• SET TASK
Check each line of the data for "JSON" and select those that have it.

• Figure content listings
# # #

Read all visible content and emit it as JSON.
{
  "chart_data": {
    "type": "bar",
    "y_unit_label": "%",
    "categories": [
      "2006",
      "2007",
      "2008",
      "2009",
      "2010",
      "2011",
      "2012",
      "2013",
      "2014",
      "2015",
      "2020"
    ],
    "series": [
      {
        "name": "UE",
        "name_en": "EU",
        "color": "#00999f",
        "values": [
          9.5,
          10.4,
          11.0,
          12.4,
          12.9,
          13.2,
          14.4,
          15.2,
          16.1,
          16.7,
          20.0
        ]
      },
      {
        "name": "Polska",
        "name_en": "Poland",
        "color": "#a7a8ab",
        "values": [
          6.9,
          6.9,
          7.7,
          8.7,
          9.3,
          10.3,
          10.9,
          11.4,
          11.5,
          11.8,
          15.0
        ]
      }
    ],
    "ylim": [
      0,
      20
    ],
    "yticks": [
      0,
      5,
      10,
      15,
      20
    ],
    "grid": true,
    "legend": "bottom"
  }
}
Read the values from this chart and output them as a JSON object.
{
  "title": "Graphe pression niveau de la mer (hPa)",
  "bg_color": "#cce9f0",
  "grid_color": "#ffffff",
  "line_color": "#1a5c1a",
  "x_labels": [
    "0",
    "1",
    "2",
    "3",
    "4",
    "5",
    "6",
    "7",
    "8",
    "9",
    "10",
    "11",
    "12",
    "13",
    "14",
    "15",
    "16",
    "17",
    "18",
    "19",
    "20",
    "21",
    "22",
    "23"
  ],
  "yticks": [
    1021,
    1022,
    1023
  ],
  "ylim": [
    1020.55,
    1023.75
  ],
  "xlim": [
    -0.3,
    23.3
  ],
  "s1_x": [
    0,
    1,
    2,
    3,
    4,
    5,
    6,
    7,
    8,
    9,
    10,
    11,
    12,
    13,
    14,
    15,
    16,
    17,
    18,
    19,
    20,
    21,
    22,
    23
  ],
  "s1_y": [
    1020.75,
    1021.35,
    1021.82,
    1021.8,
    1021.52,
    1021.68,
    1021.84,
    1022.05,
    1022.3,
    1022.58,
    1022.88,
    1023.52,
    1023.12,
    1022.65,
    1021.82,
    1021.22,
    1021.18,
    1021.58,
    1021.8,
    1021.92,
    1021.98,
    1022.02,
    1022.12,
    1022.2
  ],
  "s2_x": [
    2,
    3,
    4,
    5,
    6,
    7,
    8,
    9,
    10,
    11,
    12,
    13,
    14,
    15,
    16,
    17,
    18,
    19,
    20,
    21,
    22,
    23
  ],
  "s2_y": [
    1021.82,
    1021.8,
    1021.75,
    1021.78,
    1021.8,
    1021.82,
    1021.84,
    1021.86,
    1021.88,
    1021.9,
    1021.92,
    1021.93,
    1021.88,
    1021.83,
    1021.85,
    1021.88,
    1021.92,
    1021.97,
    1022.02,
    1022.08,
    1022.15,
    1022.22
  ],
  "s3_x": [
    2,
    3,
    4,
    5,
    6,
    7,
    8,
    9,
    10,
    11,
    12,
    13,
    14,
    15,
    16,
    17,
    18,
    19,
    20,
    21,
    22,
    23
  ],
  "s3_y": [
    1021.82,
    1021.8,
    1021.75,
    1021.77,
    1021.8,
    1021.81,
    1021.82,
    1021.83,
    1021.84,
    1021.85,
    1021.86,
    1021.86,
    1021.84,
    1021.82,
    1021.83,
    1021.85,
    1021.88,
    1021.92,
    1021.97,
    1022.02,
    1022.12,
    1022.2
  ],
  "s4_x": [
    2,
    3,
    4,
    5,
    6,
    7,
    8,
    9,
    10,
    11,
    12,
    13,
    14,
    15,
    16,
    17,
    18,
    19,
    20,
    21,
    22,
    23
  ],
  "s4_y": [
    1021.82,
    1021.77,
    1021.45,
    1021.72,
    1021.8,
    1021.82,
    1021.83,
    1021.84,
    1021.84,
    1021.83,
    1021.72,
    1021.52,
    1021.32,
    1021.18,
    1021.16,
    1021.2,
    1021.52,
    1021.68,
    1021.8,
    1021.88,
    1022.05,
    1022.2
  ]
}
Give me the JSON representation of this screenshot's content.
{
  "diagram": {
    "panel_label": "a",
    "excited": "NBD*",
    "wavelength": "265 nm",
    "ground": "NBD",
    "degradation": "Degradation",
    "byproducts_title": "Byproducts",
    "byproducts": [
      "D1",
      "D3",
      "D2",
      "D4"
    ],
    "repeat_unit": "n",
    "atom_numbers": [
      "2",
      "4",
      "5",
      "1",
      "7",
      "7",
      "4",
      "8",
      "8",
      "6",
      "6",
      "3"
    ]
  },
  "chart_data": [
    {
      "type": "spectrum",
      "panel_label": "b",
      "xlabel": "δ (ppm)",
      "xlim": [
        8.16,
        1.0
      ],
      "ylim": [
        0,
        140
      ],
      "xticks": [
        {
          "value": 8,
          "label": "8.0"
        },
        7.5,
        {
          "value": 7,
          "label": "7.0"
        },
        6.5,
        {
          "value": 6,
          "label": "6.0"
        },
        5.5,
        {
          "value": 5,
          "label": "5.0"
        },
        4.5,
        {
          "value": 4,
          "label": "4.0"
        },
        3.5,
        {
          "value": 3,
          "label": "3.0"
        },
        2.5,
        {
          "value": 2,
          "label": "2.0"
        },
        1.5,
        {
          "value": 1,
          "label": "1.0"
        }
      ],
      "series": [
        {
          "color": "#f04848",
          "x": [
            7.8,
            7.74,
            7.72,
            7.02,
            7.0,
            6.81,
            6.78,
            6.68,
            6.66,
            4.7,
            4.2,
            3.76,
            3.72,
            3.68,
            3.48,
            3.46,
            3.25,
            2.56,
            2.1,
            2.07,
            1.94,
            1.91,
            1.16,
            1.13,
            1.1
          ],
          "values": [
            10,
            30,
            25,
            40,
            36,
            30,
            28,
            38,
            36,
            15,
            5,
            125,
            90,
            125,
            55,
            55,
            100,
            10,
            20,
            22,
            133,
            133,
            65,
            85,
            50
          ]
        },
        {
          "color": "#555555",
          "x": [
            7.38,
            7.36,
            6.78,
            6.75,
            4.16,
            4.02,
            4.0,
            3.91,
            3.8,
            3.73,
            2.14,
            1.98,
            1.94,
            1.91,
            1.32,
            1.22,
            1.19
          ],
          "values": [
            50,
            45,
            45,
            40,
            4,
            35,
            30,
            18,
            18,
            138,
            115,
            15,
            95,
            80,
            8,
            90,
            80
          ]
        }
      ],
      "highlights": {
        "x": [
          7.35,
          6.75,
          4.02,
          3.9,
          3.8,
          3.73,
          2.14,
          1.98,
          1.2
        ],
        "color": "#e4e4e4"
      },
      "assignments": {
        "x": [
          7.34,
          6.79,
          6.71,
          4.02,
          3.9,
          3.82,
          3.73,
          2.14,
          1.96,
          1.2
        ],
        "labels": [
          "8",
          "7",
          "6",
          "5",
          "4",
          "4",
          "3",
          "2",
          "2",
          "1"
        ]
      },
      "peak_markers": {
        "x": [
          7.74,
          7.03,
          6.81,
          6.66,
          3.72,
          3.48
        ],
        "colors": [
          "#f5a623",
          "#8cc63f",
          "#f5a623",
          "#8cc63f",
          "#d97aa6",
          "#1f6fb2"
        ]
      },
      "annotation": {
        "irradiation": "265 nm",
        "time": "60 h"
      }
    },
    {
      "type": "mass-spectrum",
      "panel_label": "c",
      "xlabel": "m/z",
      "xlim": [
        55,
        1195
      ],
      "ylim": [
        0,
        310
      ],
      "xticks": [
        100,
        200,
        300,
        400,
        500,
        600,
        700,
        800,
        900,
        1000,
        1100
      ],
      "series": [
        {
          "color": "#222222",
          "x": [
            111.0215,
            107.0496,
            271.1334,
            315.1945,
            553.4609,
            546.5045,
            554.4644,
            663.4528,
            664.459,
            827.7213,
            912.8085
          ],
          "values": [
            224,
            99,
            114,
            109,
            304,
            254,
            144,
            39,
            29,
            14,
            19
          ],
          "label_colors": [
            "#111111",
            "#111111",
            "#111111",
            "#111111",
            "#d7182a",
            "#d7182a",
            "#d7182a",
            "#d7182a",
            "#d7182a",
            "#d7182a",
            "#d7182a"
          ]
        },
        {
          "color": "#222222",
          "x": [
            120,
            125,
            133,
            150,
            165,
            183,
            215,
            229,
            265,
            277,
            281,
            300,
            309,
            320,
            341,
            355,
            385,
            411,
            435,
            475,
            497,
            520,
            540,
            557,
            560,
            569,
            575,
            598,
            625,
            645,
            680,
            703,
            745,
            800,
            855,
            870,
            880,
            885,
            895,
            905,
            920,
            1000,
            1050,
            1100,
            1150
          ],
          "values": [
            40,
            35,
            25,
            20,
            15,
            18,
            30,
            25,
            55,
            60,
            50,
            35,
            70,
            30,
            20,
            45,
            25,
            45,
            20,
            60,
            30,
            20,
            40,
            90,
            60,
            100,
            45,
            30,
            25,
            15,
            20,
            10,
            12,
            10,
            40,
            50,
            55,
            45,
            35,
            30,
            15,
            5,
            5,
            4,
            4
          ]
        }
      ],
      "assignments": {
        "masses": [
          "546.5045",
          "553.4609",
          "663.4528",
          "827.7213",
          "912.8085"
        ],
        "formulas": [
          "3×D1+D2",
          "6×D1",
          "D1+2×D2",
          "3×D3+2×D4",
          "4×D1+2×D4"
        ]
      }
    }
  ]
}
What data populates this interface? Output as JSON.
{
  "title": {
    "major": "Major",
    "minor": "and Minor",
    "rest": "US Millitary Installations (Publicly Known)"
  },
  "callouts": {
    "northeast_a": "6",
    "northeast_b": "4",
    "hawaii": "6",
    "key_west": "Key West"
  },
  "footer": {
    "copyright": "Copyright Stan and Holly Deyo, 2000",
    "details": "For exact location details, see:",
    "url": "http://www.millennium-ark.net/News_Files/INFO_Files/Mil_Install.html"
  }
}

# # #

• FINAL RESULT
Read all visible content and emit it as JSON.
Read the values from this chart and output them as a JSON object.
Give me the JSON representation of this screenshot's content.
What data populates this interface? Output as JSON.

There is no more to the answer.